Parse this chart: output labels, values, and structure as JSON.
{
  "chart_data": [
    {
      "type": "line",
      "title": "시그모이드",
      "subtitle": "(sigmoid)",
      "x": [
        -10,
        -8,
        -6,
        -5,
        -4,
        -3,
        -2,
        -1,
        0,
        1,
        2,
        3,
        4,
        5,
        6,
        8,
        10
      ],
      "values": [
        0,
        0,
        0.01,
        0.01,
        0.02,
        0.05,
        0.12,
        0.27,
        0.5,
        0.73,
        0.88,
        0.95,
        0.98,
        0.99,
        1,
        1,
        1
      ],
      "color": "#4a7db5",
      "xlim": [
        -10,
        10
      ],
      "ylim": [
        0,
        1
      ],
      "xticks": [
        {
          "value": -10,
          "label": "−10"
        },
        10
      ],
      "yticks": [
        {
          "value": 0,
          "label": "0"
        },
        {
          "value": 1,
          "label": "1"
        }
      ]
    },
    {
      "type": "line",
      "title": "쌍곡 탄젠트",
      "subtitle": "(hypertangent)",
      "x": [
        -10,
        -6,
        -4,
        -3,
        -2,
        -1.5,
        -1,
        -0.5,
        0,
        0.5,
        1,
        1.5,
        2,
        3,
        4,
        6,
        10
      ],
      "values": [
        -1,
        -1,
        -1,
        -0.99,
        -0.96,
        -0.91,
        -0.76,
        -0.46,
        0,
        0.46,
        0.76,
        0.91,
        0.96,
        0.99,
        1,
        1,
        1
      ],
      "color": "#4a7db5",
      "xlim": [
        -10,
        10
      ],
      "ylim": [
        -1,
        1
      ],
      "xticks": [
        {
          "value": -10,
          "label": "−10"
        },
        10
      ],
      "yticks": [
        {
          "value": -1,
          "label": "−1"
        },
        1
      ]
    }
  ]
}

THE EXERCISE: The data above must be returned in full, exactly as written.

THE ANSWER:
Parse this chart: output labels, values, and structure as JSON.
{
  "chart_data": [
    {
      "type": "line",
      "title": "시그모이드",
      "subtitle": "(sigmoid)",
      "x": [
        -10,
        -8,
        -6,
        -5,
        -4,
        -3,
        -2,
        -1,
        0,
        1,
        2,
        3,
        4,
        5,
        6,
        8,
        10
      ],
      "values": [
        0,
        0,
        0.01,
        0.01,
        0.02,
        0.05,
        0.12,
        0.27,
        0.5,
        0.73,
        0.88,
        0.95,
        0.98,
        0.99,
        1,
        1,
        1
      ],
      "color": "#4a7db5",
      "xlim": [
        -10,
        10
      ],
      "ylim": [
        0,
        1
      ],
      "xticks": [
        {
          "value": -10,
          "label": "−10"
        },
        10
      ],
      "yticks": [
        {
          "value": 0,
          "label": "0"
        },
        {
          "value": 1,
          "label": "1"
        }
      ]
    },
    {
      "type": "line",
      "title": "쌍곡 탄젠트",
      "subtitle": "(hypertangent)",
      "x": [
        -10,
        -6,
        -4,
        -3,
        -2,
        -1.5,
        -1,
        -0.5,
        0,
        0.5,
        1,
        1.5,
        2,
        3,
        4,
        6,
        10
      ],
      "values": [
        -1,
        -1,
        -1,
        -0.99,
        -0.96,
        -0.91,
        -0.76,
        -0.46,
        0,
        0.46,
        0.76,
        0.91,
        0.96,
        0.99,
        1,
        1,
        1
      ],
      "color": "#4a7db5",
      "xlim": [
        -10,
        10
      ],
      "ylim": [
        -1,
        1
      ],
      "xticks": [
        {
          "value": -10,
          "label": "−10"
        },
        10
      ],
      "yticks": [
        {
          "value": -1,
          "label": "−1"
        },
        1
      ]
    }
  ]
}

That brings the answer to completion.